Extrait cité
○ ○ ○ ○ ○ ○ ○
Un livre en hommage à la polyvalence et à l’inventivité de la plus grande star comique du cinéma italien.

Souvent comparé à Chaplin ou Jacques Tati (car il importe, comme eux, le même personnage récurrent de films en films), Antonio de Curtis, dit « Toto » (1898-1967), est considéré comme la plus grande star comique du théâtre et du cinéma italien. Acteur d’une très grande popularité, il a su perdurer, même s’il n’a jamais fait de carrière internationale.

Quelles sont les raisons de ce succès, et de cet ancrage spécifiquement italien ? Comment Toto a-t-il navigué, entre comédies populaires et films d’auteurs, tournant une centaine de films, souvent à contre-courant des idées dominantes, notamment sous le fascisme ou durant la période néo-réaliste, parodiant aussi bien les dictateurs que les films sociaux ? Ce sont quelques-unes des questions que pose Élodie Hachet dans son très riche ouvrage, qui vise à mieux comprendre la dimension artistique et esthétique de cet acteur, partagé entre sa quête de respectabilité (à l’âge adulte, il se fait adopter par un aristocrate) et sa « conscience de la vanité du jeu social ».

Le livre commence par traiter de la formation d’acteur de Toto, de ses multiples influences et sources d’inspiration. L'auteure définit Toto comme « un masque incarné », qui doit beaucoup à la culture populaire, mais qui se singularise également par sa créativité et son goût de l’innovation. Héritier du music-hall, qui lui a permis de développer un talent d’improvisateur, lui-même emprunté à la commedia dell’arte, Toto se caractérise par sa spontanéité, sa faculté à incarner des personnages-types, et sa façon virtuose de mélanger divers genres théâtraux.
○ ○ ○ ○ ○ ○ ○
Données fournies

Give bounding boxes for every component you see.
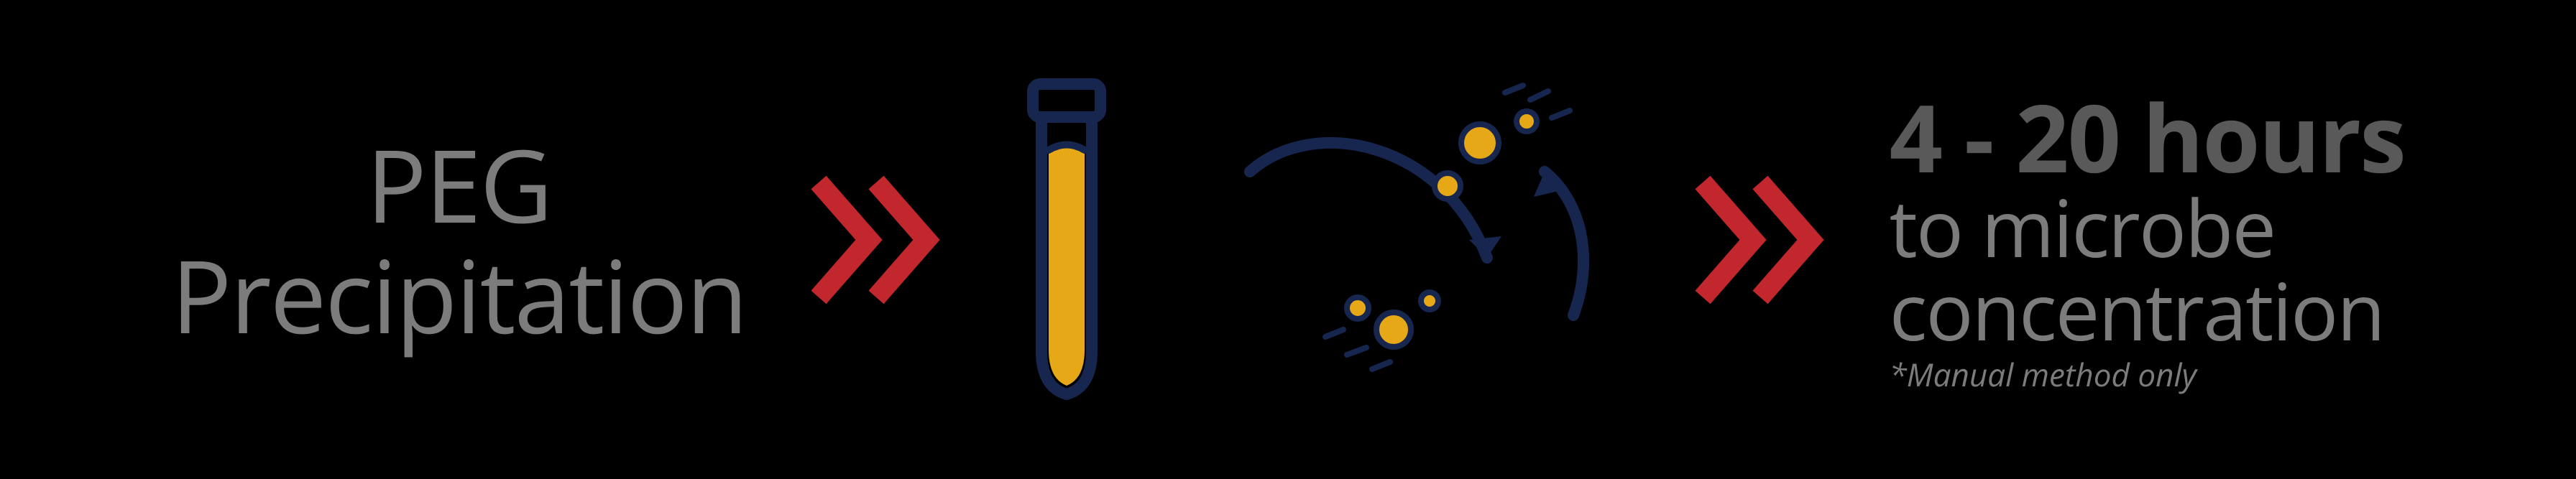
○ ○ ○ ○ ○ ○ ○
Consigne 1
Reprenez sous forme de liste courte le paragraphe de l'extrait sur Toto qui commence par « Le livre commence par traiter », en gardant ses faits principaux.
Consigne 2
Poursuivez l'extrait sur Toto après sa dernière phrase.

Réponse 1
- Le livre s'ouvre sur la formation d'acteur de Toto, ses nombreuses influences et ses sources d'inspiration.
- L'auteure voit en lui « un masque incarné ». Il doit beaucoup à la culture populaire, mais se distingue par sa créativité et son goût de l'innovation.
- Il vient du music-hall, où il a développé un talent d'improvisateur emprunté à la commedia dell'arte.
- Il se caractérise par sa spontanéité, son art d'incarner des personnages-types et sa façon virtuose de mélanger divers genres théâtraux.

Réponse 2
À ses débuts, Toto a imité avec profit un comédien napolitain, Gustavo De Marco, avant de profiter de l’influence de l’acteur et dramaturge italien Ettore Petrolini, encensé par les futuristes, inspirateur du « masque de Toto » (qui est son visage même). L’écrivain Alberto Moravia l’a décrit comme un grand clown, une dimension qui saute parfois aux yeux, comme dans la fameuse scène des spaghettis de Misère et noblesse (Mario Mattoli, 1954).

Mais son comique puise également ses racines dans la tradition du carnaval, en particulier avec la figure du pazziarello, « un Napolitain fou, plaisantant, jouant ». Ce terme issu du dialecte napolitain renvoie à une sorte de crieur public, dont l’uniforme contraste avec le caractère grotesque. Tel Polichinelle, il est porteur « d’une valeur archétypale du concept de faim », en lien avec la satisfaction des besoins primaires. Le jeu d’acteur de Toto rend toutefois uniques ses reprises de ce personnage, en particulier dans le premier sketch de L’Or de Naples (Vittorio De Sica, 1954).

Pourtant, le registre complexe de Toto ne se limite pas à ces sources liées à la culture populaire italienne. Élodie Hachet le rapproche aussi volontiers de la FEKS, ou Fabrique de l’acteur excentrique, fondée par Kozintsev et Trauberg en URSS dans les années 1920. En accord avec les préconisations de cette école, Toto s’amuse en effet, dans certains de ses films, à détourner l’usage des objets, se positionne de façon très personnelle face à l’objectif de la caméra, et joue sur le décalage d’une manière qui fait songer « à la vision futuriste d’une utilisation mécanique ».

Proche de Depero et du futurisme, il apparaît comme un « acteur marionnette », un robot, un héros de « ballet mécanique ». Dans Toto en couleurs (Steno, 1952), on voit d’ailleurs intervenir de manière très manifeste l’usage de la peinture futuriste, par la réutilisation qu’opèrent les personnages de certains motifs picturaux. Il semblerait ainsi que l’histoire de l’art fournisse « des éléments à ses répliques ». Divers films, comme le court-métrage Qu’est-ce que les nuages ? de Pasolini (1967), où Toto joue le rôle d’un Iago-marionnette dans une surprenante variation sur Othello, reflètent l’influence de cette avant-garde.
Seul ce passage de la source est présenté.